Aim:
Find the lines that hold "کشور". Report only how many there are.

Records for this exercise:
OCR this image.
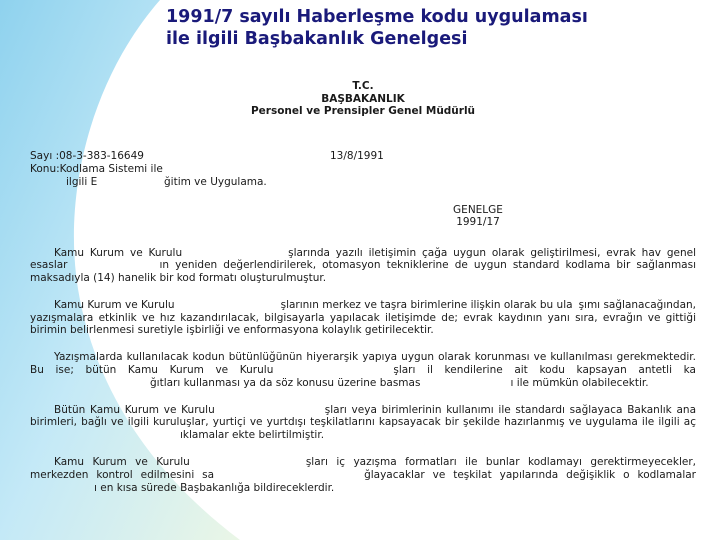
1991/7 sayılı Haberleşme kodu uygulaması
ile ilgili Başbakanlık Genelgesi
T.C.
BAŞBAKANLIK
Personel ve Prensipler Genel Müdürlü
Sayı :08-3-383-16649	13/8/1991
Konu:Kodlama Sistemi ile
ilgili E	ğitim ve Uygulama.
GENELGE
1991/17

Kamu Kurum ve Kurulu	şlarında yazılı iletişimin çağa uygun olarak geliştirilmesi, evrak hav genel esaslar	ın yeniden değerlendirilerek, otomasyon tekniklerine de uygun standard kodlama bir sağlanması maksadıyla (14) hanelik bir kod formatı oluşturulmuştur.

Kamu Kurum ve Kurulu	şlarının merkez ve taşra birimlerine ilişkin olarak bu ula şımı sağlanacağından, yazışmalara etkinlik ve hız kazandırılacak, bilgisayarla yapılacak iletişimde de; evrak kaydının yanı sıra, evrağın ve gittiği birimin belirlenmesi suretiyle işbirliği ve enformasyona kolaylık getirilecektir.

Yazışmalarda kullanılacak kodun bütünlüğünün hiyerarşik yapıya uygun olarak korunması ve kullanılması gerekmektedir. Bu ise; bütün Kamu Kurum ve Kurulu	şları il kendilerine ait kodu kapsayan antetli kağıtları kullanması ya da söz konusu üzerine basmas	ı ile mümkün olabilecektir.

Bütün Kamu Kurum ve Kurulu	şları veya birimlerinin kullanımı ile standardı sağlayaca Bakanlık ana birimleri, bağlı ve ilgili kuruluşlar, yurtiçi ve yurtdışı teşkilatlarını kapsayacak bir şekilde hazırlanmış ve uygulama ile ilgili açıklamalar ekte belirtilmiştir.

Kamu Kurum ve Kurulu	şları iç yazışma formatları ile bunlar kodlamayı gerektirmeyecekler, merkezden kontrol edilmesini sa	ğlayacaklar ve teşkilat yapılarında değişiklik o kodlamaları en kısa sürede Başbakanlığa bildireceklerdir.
...
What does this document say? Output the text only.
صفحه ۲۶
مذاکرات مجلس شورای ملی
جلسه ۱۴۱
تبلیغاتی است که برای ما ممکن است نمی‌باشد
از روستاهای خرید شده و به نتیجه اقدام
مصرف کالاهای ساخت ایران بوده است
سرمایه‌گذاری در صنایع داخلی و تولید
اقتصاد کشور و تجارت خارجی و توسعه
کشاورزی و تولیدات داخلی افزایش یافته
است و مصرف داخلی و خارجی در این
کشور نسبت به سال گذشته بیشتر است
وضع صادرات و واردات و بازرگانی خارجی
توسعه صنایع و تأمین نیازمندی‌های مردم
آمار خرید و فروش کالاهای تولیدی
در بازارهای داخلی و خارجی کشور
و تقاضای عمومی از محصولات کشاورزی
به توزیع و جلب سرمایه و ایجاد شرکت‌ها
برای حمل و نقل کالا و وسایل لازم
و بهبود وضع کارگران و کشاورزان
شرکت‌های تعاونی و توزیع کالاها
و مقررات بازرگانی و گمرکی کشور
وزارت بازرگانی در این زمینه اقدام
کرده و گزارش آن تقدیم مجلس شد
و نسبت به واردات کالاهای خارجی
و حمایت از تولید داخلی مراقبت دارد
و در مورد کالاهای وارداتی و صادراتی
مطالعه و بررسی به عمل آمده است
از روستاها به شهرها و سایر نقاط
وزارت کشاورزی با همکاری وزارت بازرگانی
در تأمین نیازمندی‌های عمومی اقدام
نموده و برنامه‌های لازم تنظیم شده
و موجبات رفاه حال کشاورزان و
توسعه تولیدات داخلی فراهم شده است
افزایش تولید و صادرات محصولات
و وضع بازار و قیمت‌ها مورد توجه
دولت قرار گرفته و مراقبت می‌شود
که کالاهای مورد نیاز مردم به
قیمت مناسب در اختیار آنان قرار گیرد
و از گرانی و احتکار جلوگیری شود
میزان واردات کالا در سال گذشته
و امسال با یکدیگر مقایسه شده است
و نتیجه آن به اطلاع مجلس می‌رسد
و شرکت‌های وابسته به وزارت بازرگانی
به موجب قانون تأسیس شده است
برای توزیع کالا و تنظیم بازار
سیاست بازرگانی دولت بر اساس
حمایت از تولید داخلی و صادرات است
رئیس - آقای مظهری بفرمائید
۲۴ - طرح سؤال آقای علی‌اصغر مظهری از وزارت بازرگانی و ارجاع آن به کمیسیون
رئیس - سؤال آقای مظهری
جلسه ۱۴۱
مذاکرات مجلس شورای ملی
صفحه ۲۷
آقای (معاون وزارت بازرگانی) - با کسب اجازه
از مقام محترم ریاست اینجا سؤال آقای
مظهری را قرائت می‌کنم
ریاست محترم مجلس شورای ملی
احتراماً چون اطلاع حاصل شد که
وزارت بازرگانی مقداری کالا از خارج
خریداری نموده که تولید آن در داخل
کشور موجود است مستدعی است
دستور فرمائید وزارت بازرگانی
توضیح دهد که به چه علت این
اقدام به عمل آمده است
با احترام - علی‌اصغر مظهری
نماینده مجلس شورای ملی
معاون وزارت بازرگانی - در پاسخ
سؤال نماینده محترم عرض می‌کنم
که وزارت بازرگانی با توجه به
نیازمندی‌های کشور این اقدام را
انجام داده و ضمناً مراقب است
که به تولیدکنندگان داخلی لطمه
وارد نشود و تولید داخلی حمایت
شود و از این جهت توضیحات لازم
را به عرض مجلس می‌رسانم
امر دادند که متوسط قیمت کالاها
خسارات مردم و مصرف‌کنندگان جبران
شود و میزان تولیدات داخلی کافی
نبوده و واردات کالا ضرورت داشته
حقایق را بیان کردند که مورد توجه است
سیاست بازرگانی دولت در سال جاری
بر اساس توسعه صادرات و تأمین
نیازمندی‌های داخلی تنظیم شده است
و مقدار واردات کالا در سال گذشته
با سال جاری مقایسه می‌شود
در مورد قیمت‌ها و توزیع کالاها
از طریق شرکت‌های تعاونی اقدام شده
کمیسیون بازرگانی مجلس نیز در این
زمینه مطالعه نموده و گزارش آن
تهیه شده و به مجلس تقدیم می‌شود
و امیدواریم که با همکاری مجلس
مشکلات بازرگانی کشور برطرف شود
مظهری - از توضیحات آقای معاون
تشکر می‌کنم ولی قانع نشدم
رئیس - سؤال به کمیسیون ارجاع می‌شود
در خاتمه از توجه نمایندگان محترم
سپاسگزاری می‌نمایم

Exercise answer:
7